▸ Your task
Return the entries verbatim and drop every picture.

— START —

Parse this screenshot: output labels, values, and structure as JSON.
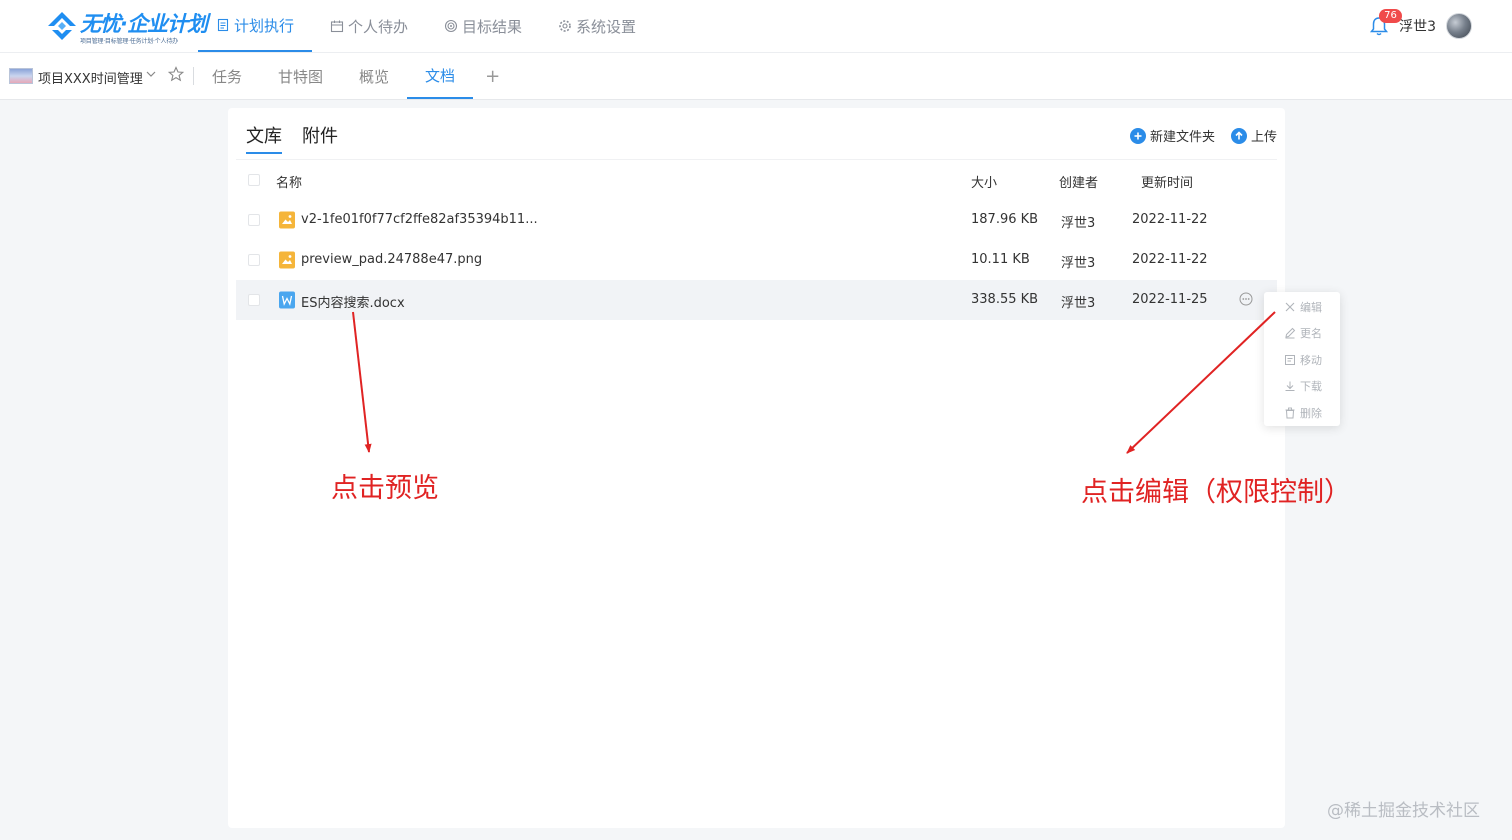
{
  "header": {
    "logo_title": "无忧·企业计划",
    "logo_subtitle": "项目管理·目标管理·任务计划·个人待办",
    "nav": [
      {
        "label": "计划执行",
        "icon": "document-icon",
        "active": true
      },
      {
        "label": "个人待办",
        "icon": "calendar-icon",
        "active": false
      },
      {
        "label": "目标结果",
        "icon": "target-icon",
        "active": false
      },
      {
        "label": "系统设置",
        "icon": "gear-icon",
        "active": false
      }
    ],
    "notification_count": "76",
    "username": "浮世3"
  },
  "project_bar": {
    "project_name": "项目XXX时间管理",
    "tabs": [
      {
        "label": "任务",
        "active": false
      },
      {
        "label": "甘特图",
        "active": false
      },
      {
        "label": "概览",
        "active": false
      },
      {
        "label": "文档",
        "active": true
      }
    ],
    "add_tab_label": "+"
  },
  "docs": {
    "tabs": [
      {
        "label": "文库",
        "active": true
      },
      {
        "label": "附件",
        "active": false
      }
    ],
    "new_folder_label": "新建文件夹",
    "upload_label": "上传",
    "columns": {
      "name": "名称",
      "size": "大小",
      "creator": "创建者",
      "updated": "更新时间"
    },
    "files": [
      {
        "name": "v2-1fe01f0f77cf2ffe82af35394b11...",
        "type": "image",
        "size": "187.96 KB",
        "creator": "浮世3",
        "updated": "2022-11-22"
      },
      {
        "name": "preview_pad.24788e47.png",
        "type": "image",
        "size": "10.11 KB",
        "creator": "浮世3",
        "updated": "2022-11-22"
      },
      {
        "name": "ES内容搜索.docx",
        "type": "word",
        "size": "338.55 KB",
        "creator": "浮世3",
        "updated": "2022-11-25"
      }
    ]
  },
  "context_menu": {
    "items": [
      {
        "label": "编辑",
        "icon": "edit-cross-icon"
      },
      {
        "label": "更名",
        "icon": "pencil-icon"
      },
      {
        "label": "移动",
        "icon": "move-icon"
      },
      {
        "label": "下载",
        "icon": "download-icon"
      },
      {
        "label": "删除",
        "icon": "trash-icon"
      }
    ]
  },
  "annotations": {
    "preview": "点击预览",
    "edit": "点击编辑（权限控制）",
    "color": "#e02323"
  },
  "watermark": "@稀土掘金技术社区",
  "colors": {
    "accent": "#2b8ce8",
    "badge": "#f04a4a",
    "file_image": "#f5b53a",
    "file_word": "#4aa6ef"
  }
}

— END —

▸ Answer in full
Parse this screenshot: output labels, values, and structure as JSON.
{
  "header": {
    "logo_title": "无忧·企业计划",
    "logo_subtitle": "项目管理·目标管理·任务计划·个人待办",
    "nav": [
      {
        "label": "计划执行",
        "icon": "document-icon",
        "active": true
      },
      {
        "label": "个人待办",
        "icon": "calendar-icon",
        "active": false
      },
      {
        "label": "目标结果",
        "icon": "target-icon",
        "active": false
      },
      {
        "label": "系统设置",
        "icon": "gear-icon",
        "active": false
      }
    ],
    "notification_count": "76",
    "username": "浮世3"
  },
  "project_bar": {
    "project_name": "项目XXX时间管理",
    "tabs": [
      {
        "label": "任务",
        "active": false
      },
      {
        "label": "甘特图",
        "active": false
      },
      {
        "label": "概览",
        "active": false
      },
      {
        "label": "文档",
        "active": true
      }
    ],
    "add_tab_label": "+"
  },
  "docs": {
    "tabs": [
      {
        "label": "文库",
        "active": true
      },
      {
        "label": "附件",
        "active": false
      }
    ],
    "new_folder_label": "新建文件夹",
    "upload_label": "上传",
    "columns": {
      "name": "名称",
      "size": "大小",
      "creator": "创建者",
      "updated": "更新时间"
    },
    "files": [
      {
        "name": "v2-1fe01f0f77cf2ffe82af35394b11...",
        "type": "image",
        "size": "187.96 KB",
        "creator": "浮世3",
        "updated": "2022-11-22"
      },
      {
        "name": "preview_pad.24788e47.png",
        "type": "image",
        "size": "10.11 KB",
        "creator": "浮世3",
        "updated": "2022-11-22"
      },
      {
        "name": "ES内容搜索.docx",
        "type": "word",
        "size": "338.55 KB",
        "creator": "浮世3",
        "updated": "2022-11-25"
      }
    ]
  },
  "context_menu": {
    "items": [
      {
        "label": "编辑",
        "icon": "edit-cross-icon"
      },
      {
        "label": "更名",
        "icon": "pencil-icon"
      },
      {
        "label": "移动",
        "icon": "move-icon"
      },
      {
        "label": "下载",
        "icon": "download-icon"
      },
      {
        "label": "删除",
        "icon": "trash-icon"
      }
    ]
  },
  "annotations": {
    "preview": "点击预览",
    "edit": "点击编辑（权限控制）",
    "color": "#e02323"
  },
  "watermark": "@稀土掘金技术社区",
  "colors": {
    "accent": "#2b8ce8",
    "badge": "#f04a4a",
    "file_image": "#f5b53a",
    "file_word": "#4aa6ef"
  }
}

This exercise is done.